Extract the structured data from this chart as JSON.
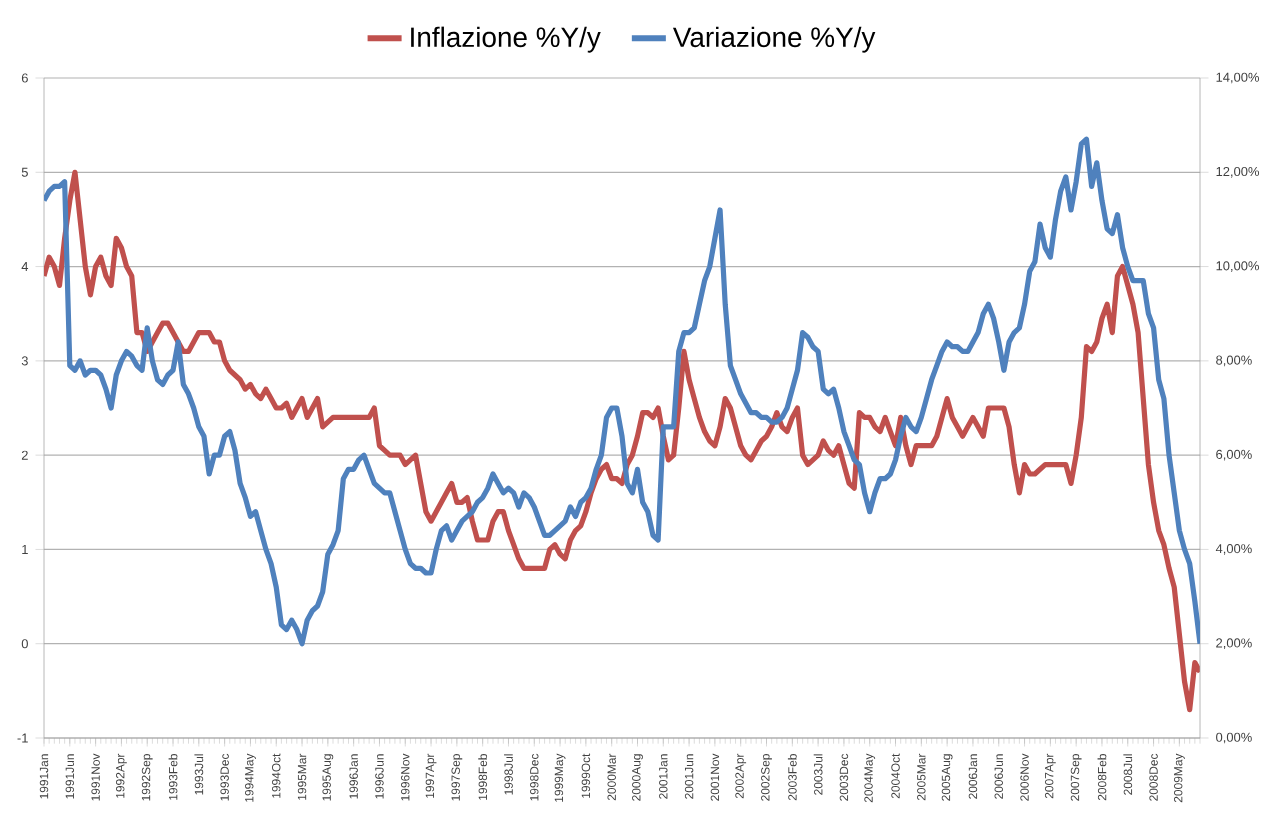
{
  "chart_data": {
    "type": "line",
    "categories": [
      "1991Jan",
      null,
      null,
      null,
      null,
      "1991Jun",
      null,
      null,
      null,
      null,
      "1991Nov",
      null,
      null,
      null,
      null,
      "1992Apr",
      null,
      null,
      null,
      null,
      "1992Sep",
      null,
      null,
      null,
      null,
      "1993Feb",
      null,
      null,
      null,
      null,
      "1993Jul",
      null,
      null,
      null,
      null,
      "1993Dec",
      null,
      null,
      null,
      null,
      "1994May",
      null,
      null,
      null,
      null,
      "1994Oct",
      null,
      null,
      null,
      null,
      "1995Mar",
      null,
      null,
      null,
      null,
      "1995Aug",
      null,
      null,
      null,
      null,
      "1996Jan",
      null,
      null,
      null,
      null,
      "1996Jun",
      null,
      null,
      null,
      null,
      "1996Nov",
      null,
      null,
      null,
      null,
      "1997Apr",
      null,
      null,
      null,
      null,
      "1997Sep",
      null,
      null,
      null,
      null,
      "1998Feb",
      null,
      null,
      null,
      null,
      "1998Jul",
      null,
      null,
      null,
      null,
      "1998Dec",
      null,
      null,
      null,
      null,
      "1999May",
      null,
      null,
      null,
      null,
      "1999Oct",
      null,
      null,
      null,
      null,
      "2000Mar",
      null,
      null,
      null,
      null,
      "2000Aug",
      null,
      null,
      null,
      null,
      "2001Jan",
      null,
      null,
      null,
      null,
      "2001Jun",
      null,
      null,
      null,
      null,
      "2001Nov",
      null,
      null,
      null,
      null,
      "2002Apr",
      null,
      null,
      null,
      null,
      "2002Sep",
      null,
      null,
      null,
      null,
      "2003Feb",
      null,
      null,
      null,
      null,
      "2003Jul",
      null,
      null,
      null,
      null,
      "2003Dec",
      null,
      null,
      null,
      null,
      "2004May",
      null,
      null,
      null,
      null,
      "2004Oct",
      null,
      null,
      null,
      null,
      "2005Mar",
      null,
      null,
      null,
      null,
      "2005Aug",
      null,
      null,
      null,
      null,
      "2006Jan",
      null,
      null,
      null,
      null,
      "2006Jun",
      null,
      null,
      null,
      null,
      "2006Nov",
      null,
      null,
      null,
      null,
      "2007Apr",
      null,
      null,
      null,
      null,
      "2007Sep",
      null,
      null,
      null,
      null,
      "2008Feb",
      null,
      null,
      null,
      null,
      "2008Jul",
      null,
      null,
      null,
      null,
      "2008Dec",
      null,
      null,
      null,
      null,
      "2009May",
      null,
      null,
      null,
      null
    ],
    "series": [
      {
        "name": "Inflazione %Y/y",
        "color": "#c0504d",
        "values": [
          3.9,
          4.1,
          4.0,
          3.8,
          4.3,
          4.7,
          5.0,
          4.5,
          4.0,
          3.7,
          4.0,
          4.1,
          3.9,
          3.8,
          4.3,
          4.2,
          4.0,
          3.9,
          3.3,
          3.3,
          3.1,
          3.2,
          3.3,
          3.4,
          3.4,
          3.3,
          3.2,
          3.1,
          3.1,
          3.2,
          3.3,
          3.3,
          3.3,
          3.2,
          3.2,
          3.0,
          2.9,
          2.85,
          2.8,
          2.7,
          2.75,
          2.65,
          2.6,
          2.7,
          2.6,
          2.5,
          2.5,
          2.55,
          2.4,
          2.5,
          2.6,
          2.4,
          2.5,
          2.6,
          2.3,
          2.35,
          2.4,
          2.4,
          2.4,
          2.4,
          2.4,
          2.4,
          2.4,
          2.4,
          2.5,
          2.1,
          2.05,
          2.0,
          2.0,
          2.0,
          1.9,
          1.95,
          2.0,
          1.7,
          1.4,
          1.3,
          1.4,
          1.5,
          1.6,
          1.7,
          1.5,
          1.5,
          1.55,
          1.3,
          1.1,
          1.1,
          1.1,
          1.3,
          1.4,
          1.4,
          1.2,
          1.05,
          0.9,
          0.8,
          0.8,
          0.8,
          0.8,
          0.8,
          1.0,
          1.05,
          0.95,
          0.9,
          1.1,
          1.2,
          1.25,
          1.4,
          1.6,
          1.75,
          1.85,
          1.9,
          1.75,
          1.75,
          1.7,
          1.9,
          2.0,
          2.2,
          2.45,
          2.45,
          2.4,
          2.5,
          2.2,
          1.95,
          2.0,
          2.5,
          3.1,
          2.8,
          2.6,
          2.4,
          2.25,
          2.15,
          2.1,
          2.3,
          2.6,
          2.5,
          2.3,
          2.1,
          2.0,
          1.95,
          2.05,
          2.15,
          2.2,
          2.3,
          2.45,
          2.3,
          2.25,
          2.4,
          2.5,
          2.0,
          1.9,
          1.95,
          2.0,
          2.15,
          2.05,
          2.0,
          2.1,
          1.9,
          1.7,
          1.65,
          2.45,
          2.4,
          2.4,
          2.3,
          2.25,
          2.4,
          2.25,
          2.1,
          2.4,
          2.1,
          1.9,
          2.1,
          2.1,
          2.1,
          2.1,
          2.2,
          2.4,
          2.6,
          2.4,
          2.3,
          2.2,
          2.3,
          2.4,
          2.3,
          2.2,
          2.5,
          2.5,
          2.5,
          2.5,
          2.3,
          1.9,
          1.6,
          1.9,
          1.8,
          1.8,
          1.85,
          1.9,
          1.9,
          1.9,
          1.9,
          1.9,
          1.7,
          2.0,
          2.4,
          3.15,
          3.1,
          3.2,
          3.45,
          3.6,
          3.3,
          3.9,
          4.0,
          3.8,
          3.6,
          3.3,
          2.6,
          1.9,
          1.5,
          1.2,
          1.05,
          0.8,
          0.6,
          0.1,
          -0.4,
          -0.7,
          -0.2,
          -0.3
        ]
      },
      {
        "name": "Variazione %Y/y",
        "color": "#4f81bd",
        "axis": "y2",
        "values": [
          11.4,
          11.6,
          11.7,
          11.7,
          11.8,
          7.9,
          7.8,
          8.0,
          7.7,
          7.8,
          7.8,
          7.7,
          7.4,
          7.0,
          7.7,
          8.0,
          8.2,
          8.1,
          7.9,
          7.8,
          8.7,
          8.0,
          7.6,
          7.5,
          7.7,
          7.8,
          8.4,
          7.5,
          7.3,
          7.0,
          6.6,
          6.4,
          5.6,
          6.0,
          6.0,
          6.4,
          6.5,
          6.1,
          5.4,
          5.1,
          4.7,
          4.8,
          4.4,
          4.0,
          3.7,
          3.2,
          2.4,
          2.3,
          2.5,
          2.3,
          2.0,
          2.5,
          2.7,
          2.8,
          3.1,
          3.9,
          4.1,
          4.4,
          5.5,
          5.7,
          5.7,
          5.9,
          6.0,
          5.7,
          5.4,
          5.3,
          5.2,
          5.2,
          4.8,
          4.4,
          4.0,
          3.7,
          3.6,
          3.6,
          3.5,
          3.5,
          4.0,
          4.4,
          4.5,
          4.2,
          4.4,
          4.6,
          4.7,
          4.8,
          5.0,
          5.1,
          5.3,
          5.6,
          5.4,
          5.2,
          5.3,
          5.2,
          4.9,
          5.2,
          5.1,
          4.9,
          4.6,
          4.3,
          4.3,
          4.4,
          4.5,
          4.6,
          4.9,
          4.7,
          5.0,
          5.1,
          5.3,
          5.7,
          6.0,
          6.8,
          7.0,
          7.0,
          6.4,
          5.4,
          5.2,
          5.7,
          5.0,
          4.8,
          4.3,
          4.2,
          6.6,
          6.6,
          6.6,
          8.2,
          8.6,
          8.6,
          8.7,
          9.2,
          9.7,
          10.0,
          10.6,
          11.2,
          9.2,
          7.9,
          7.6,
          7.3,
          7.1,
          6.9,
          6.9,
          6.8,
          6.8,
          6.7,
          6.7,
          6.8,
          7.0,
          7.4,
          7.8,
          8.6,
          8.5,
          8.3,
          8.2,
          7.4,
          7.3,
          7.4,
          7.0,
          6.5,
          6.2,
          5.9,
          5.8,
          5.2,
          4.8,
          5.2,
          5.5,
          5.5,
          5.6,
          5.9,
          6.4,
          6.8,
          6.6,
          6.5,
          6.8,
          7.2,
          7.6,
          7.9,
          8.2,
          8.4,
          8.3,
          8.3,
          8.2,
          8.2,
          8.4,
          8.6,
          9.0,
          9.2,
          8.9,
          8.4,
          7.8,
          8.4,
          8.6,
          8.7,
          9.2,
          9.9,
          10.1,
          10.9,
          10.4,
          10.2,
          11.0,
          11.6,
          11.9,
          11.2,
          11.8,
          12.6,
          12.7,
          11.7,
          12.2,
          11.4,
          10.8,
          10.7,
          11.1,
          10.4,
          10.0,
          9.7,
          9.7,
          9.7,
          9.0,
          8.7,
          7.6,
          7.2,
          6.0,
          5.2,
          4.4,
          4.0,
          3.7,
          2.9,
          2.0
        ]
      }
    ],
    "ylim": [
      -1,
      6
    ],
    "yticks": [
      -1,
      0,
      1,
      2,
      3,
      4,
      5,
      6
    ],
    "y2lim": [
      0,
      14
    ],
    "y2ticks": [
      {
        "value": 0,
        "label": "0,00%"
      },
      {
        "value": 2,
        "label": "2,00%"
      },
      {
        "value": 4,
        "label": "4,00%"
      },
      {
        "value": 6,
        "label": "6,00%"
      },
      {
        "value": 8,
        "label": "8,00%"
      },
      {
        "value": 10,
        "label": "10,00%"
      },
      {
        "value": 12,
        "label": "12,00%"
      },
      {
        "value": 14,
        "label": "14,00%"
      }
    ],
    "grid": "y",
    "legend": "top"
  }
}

***

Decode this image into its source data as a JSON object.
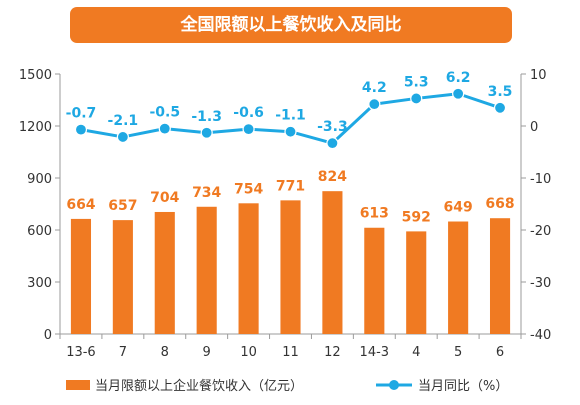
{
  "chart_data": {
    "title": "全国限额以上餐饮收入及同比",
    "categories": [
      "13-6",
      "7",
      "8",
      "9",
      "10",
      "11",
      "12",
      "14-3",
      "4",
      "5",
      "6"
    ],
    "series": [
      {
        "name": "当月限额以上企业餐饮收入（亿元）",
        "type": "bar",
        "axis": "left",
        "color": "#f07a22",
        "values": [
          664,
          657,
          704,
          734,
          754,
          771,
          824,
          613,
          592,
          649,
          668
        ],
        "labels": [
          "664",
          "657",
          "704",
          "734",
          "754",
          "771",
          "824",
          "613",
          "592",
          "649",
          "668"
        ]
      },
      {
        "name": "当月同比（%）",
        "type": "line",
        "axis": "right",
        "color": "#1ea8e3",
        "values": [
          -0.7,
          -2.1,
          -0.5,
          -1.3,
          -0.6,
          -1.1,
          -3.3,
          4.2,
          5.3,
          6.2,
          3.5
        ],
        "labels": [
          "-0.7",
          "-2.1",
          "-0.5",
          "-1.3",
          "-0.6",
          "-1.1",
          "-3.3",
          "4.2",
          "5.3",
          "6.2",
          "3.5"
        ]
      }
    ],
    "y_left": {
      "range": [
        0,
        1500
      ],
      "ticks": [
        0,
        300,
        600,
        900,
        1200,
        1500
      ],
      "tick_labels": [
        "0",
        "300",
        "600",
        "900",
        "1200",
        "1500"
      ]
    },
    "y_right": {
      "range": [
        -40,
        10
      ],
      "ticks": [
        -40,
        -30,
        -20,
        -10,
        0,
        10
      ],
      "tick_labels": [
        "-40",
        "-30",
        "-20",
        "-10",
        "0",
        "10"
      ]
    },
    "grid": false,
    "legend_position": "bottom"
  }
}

***

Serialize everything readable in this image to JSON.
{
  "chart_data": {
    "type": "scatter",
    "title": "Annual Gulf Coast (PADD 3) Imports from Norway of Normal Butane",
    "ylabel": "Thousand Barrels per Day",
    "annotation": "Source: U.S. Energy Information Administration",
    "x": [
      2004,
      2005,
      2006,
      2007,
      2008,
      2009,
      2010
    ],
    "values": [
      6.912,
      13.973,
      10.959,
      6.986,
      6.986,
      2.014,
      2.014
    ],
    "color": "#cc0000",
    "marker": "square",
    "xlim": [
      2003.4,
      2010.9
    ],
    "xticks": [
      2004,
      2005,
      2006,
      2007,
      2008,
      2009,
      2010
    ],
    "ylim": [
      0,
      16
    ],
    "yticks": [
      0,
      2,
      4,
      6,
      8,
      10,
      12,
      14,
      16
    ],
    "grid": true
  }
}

***

INSTRUCTION | Determine the count of lines in the data above with the string "name" in them, and give that count alone.

ANSWER BELOW | 4